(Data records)
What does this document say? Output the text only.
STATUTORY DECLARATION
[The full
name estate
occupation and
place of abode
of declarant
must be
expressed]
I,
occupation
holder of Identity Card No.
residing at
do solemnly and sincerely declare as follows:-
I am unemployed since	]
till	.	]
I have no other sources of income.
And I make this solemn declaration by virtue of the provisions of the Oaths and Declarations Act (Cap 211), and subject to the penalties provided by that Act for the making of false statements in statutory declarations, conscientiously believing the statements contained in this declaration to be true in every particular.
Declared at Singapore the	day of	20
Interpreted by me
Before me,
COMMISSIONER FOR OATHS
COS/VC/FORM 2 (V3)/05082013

■ **REQUEST**:
Write out the entries above once more, without altering anything.

■ **OUTPUT BELOW**:
What does this document say? Output the text only.
STATUTORY DECLARATION
[The full
name estate
occupation and
place of abode
of declarant
must be
expressed]
I,
occupation
holder of Identity Card No.
residing at
do solemnly and sincerely declare as follows:-
I am unemployed since	]
till	.	]
I have no other sources of income.
And I make this solemn declaration by virtue of the provisions of the Oaths and Declarations Act (Cap 211), and subject to the penalties provided by that Act for the making of false statements in statutory declarations, conscientiously believing the statements contained in this declaration to be true in every particular.
Declared at Singapore the	day of	20
Interpreted by me
Before me,
COMMISSIONER FOR OATHS
COS/VC/FORM 2 (V3)/05082013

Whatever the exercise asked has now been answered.